─── Supplied information ───
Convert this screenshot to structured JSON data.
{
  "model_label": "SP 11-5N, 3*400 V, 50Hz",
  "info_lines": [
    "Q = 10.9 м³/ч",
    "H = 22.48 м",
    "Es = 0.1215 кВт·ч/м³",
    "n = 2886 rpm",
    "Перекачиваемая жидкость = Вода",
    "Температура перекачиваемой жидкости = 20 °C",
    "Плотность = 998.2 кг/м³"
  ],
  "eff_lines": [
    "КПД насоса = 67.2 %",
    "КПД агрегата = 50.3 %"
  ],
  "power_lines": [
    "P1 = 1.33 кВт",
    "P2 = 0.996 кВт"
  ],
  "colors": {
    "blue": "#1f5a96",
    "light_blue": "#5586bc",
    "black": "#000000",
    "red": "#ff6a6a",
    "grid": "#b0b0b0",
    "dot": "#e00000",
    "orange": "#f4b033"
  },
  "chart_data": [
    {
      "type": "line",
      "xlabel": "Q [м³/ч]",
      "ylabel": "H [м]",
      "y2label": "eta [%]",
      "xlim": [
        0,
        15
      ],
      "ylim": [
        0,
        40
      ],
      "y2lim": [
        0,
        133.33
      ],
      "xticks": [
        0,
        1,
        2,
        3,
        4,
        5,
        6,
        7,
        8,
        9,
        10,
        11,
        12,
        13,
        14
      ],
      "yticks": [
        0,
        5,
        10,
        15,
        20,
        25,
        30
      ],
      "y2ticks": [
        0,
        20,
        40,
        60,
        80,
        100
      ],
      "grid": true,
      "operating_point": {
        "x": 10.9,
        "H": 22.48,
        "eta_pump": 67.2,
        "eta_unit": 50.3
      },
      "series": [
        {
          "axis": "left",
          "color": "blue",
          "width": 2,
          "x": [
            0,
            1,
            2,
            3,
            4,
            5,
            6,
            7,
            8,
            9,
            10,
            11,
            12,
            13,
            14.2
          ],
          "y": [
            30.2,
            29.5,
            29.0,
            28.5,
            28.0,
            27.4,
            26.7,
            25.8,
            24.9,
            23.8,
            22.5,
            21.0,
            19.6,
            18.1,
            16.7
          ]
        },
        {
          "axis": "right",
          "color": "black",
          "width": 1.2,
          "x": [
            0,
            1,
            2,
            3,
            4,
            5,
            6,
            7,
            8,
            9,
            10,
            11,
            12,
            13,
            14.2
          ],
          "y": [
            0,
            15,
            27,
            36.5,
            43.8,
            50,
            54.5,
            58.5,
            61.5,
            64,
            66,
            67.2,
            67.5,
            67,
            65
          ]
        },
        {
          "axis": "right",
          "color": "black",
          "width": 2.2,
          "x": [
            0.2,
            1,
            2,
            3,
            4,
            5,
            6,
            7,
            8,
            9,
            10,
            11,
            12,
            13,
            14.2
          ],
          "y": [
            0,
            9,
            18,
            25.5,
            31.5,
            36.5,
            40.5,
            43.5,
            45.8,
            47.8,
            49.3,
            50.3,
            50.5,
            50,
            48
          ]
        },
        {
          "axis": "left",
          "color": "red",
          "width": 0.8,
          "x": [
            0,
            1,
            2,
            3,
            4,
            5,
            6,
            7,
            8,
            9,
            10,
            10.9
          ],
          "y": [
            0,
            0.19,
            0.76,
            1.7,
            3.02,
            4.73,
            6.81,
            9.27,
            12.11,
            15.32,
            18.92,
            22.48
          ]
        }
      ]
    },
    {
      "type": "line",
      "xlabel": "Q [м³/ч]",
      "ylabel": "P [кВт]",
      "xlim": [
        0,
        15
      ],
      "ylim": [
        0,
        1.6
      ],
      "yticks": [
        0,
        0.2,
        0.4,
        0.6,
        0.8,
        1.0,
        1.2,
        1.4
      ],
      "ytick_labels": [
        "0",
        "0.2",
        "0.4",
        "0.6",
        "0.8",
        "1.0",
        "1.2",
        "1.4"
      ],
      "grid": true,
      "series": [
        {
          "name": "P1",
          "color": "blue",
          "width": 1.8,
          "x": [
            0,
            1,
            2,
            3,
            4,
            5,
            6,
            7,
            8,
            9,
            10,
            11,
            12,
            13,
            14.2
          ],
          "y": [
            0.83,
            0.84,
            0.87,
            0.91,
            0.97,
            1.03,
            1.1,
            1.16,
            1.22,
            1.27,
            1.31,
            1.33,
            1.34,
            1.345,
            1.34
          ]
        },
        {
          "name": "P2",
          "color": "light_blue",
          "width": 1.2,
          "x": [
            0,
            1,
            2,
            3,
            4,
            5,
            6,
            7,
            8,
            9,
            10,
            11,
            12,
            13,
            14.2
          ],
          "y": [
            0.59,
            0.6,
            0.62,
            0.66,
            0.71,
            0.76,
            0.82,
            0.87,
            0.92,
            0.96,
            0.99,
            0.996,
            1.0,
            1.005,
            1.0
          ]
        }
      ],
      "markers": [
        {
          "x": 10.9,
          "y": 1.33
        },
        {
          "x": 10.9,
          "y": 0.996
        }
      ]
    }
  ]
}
───
* **Problem**: Copy the data above in full, character for character.

* **Solution for this exercise**:
Convert this screenshot to structured JSON data.
{
  "model_label": "SP 11-5N, 3*400 V, 50Hz",
  "info_lines": [
    "Q = 10.9 м³/ч",
    "H = 22.48 м",
    "Es = 0.1215 кВт·ч/м³",
    "n = 2886 rpm",
    "Перекачиваемая жидкость = Вода",
    "Температура перекачиваемой жидкости = 20 °C",
    "Плотность = 998.2 кг/м³"
  ],
  "eff_lines": [
    "КПД насоса = 67.2 %",
    "КПД агрегата = 50.3 %"
  ],
  "power_lines": [
    "P1 = 1.33 кВт",
    "P2 = 0.996 кВт"
  ],
  "colors": {
    "blue": "#1f5a96",
    "light_blue": "#5586bc",
    "black": "#000000",
    "red": "#ff6a6a",
    "grid": "#b0b0b0",
    "dot": "#e00000",
    "orange": "#f4b033"
  },
  "chart_data": [
    {
      "type": "line",
      "xlabel": "Q [м³/ч]",
      "ylabel": "H [м]",
      "y2label": "eta [%]",
      "xlim": [
        0,
        15
      ],
      "ylim": [
        0,
        40
      ],
      "y2lim": [
        0,
        133.33
      ],
      "xticks": [
        0,
        1,
        2,
        3,
        4,
        5,
        6,
        7,
        8,
        9,
        10,
        11,
        12,
        13,
        14
      ],
      "yticks": [
        0,
        5,
        10,
        15,
        20,
        25,
        30
      ],
      "y2ticks": [
        0,
        20,
        40,
        60,
        80,
        100
      ],
      "grid": true,
      "operating_point": {
        "x": 10.9,
        "H": 22.48,
        "eta_pump": 67.2,
        "eta_unit": 50.3
      },
      "series": [
        {
          "axis": "left",
          "color": "blue",
          "width": 2,
          "x": [
            0,
            1,
            2,
            3,
            4,
            5,
            6,
            7,
            8,
            9,
            10,
            11,
            12,
            13,
            14.2
          ],
          "y": [
            30.2,
            29.5,
            29.0,
            28.5,
            28.0,
            27.4,
            26.7,
            25.8,
            24.9,
            23.8,
            22.5,
            21.0,
            19.6,
            18.1,
            16.7
          ]
        },
        {
          "axis": "right",
          "color": "black",
          "width": 1.2,
          "x": [
            0,
            1,
            2,
            3,
            4,
            5,
            6,
            7,
            8,
            9,
            10,
            11,
            12,
            13,
            14.2
          ],
          "y": [
            0,
            15,
            27,
            36.5,
            43.8,
            50,
            54.5,
            58.5,
            61.5,
            64,
            66,
            67.2,
            67.5,
            67,
            65
          ]
        },
        {
          "axis": "right",
          "color": "black",
          "width": 2.2,
          "x": [
            0.2,
            1,
            2,
            3,
            4,
            5,
            6,
            7,
            8,
            9,
            10,
            11,
            12,
            13,
            14.2
          ],
          "y": [
            0,
            9,
            18,
            25.5,
            31.5,
            36.5,
            40.5,
            43.5,
            45.8,
            47.8,
            49.3,
            50.3,
            50.5,
            50,
            48
          ]
        },
        {
          "axis": "left",
          "color": "red",
          "width": 0.8,
          "x": [
            0,
            1,
            2,
            3,
            4,
            5,
            6,
            7,
            8,
            9,
            10,
            10.9
          ],
          "y": [
            0,
            0.19,
            0.76,
            1.7,
            3.02,
            4.73,
            6.81,
            9.27,
            12.11,
            15.32,
            18.92,
            22.48
          ]
        }
      ]
    },
    {
      "type": "line",
      "xlabel": "Q [м³/ч]",
      "ylabel": "P [кВт]",
      "xlim": [
        0,
        15
      ],
      "ylim": [
        0,
        1.6
      ],
      "yticks": [
        0,
        0.2,
        0.4,
        0.6,
        0.8,
        1.0,
        1.2,
        1.4
      ],
      "ytick_labels": [
        "0",
        "0.2",
        "0.4",
        "0.6",
        "0.8",
        "1.0",
        "1.2",
        "1.4"
      ],
      "grid": true,
      "series": [
        {
          "name": "P1",
          "color": "blue",
          "width": 1.8,
          "x": [
            0,
            1,
            2,
            3,
            4,
            5,
            6,
            7,
            8,
            9,
            10,
            11,
            12,
            13,
            14.2
          ],
          "y": [
            0.83,
            0.84,
            0.87,
            0.91,
            0.97,
            1.03,
            1.1,
            1.16,
            1.22,
            1.27,
            1.31,
            1.33,
            1.34,
            1.345,
            1.34
          ]
        },
        {
          "name": "P2",
          "color": "light_blue",
          "width": 1.2,
          "x": [
            0,
            1,
            2,
            3,
            4,
            5,
            6,
            7,
            8,
            9,
            10,
            11,
            12,
            13,
            14.2
          ],
          "y": [
            0.59,
            0.6,
            0.62,
            0.66,
            0.71,
            0.76,
            0.82,
            0.87,
            0.92,
            0.96,
            0.99,
            0.996,
            1.0,
            1.005,
            1.0
          ]
        }
      ],
      "markers": [
        {
          "x": 10.9,
          "y": 1.33
        },
        {
          "x": 10.9,
          "y": 0.996
        }
      ]
    }
  ]
}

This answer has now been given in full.